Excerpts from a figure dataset
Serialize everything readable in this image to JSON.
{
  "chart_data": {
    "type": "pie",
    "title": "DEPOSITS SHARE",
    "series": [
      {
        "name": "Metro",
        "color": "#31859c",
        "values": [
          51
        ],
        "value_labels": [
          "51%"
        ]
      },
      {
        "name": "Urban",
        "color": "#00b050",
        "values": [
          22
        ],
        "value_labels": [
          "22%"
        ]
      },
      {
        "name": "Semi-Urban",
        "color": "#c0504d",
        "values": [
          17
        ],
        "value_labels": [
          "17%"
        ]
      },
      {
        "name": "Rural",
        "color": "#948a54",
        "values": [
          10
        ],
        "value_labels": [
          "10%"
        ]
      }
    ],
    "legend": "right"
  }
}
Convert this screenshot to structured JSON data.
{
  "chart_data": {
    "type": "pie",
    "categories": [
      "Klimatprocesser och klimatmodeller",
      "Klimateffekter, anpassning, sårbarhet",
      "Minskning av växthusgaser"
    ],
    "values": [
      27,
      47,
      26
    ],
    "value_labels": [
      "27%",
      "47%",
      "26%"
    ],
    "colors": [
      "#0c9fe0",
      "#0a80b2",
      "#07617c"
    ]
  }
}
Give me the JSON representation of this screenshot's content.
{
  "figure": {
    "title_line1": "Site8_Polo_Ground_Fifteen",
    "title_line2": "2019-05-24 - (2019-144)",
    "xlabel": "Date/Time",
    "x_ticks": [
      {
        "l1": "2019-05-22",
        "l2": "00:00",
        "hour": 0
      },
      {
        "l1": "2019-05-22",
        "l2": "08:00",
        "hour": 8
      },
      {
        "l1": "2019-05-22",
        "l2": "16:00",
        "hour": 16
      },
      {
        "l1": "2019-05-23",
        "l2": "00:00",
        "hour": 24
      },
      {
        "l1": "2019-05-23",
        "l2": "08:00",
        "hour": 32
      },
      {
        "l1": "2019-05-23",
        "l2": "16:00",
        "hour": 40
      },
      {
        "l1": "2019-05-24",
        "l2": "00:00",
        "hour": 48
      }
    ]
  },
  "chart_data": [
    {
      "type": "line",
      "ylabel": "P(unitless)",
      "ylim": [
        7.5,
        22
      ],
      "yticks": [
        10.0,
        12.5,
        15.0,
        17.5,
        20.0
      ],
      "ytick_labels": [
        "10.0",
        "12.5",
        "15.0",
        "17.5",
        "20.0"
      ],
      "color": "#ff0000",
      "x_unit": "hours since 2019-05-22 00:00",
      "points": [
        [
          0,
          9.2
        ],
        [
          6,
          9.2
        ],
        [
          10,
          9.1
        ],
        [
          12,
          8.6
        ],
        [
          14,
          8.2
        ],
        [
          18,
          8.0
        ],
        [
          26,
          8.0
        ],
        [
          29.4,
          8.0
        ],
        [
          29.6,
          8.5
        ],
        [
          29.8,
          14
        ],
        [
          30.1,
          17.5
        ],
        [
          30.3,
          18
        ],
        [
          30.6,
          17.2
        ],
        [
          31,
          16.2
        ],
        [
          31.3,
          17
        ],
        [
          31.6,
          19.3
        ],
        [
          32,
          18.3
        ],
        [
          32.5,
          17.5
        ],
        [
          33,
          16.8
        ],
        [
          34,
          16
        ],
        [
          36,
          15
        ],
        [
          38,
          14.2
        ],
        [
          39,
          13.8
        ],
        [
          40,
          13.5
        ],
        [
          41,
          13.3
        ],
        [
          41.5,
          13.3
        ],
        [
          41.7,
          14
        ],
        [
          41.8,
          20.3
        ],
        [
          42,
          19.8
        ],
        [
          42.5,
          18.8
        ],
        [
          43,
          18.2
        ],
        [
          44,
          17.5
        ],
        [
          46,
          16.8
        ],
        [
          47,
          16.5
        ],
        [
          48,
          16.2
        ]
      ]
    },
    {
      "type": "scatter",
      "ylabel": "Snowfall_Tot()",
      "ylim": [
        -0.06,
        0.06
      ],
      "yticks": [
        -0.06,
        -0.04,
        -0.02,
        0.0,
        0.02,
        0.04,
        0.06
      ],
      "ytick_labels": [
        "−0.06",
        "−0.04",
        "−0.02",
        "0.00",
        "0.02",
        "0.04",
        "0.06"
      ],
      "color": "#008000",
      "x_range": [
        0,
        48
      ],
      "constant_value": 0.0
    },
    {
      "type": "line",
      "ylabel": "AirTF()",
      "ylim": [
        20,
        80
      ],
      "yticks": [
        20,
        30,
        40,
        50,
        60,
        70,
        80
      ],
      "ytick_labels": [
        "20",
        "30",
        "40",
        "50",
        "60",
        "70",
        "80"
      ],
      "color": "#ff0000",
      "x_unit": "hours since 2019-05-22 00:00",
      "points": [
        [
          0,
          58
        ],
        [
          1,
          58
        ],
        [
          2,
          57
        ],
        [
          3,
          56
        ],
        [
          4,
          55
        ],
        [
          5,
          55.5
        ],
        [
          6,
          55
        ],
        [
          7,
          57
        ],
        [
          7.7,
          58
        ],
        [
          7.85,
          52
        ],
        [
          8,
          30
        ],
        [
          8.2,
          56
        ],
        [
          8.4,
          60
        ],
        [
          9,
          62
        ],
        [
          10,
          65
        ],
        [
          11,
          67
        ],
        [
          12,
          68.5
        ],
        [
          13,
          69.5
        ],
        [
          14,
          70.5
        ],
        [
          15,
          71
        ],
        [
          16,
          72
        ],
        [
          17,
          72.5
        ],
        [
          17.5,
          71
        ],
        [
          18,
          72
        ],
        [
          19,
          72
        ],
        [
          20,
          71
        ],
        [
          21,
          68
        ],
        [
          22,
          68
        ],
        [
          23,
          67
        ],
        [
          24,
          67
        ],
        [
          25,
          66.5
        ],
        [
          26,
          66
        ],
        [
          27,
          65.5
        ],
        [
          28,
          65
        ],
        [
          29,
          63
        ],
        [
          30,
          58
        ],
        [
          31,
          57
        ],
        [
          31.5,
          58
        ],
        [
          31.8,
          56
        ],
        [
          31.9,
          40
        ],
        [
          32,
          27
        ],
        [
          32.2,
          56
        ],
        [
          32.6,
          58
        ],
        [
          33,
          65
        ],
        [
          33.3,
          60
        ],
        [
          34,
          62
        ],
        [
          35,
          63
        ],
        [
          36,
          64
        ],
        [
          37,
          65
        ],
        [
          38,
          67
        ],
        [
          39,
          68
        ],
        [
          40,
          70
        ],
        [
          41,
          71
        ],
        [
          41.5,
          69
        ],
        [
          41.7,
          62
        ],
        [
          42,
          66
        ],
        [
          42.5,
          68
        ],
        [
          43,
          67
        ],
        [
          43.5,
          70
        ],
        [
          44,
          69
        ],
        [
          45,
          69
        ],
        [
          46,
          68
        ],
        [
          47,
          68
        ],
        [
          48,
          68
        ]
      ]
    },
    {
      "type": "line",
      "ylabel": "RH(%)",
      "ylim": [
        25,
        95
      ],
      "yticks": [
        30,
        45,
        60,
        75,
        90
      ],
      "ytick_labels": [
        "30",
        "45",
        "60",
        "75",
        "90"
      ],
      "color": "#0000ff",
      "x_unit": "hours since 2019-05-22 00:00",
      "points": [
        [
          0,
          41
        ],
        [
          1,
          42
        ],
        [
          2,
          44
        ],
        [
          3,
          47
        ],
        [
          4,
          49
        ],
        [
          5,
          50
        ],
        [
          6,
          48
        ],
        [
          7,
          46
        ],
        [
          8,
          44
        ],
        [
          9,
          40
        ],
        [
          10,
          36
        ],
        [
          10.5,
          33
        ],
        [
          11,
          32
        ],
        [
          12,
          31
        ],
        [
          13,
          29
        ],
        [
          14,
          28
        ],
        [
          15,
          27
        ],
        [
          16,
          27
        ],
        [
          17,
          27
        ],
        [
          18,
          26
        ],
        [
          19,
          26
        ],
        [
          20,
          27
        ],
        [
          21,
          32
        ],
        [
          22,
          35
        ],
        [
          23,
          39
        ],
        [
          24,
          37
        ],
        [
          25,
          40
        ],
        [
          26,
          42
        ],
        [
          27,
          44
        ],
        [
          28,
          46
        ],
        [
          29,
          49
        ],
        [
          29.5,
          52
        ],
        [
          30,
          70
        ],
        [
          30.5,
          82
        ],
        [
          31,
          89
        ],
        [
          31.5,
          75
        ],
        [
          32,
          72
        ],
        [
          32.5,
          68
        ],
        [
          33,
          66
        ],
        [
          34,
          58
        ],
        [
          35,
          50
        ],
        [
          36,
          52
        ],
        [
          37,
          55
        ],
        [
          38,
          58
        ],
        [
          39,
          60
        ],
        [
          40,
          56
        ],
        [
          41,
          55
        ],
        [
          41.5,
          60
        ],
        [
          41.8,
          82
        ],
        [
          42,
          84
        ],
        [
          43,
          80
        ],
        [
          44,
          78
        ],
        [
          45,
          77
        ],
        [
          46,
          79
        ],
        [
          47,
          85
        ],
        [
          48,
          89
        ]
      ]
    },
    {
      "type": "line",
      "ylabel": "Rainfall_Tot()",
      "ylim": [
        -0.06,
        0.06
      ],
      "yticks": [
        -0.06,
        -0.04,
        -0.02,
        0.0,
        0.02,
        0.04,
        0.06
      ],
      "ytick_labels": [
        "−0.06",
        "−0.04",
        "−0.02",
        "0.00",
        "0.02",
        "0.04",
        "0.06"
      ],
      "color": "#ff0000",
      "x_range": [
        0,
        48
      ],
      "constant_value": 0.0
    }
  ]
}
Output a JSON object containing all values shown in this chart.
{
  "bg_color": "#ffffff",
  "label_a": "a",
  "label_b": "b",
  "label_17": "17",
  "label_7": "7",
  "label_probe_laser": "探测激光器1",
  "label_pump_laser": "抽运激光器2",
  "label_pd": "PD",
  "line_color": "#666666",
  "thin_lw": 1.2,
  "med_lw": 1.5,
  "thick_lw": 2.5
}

# SET PROBLEM
All lines in the data that contain the word "JSON" should be copied.

# EXPECTED ANSWER
Serialize everything readable in this image to JSON.
Convert this screenshot to structured JSON data.
Give me the JSON representation of this screenshot's content.
Output a JSON object containing all values shown in this chart.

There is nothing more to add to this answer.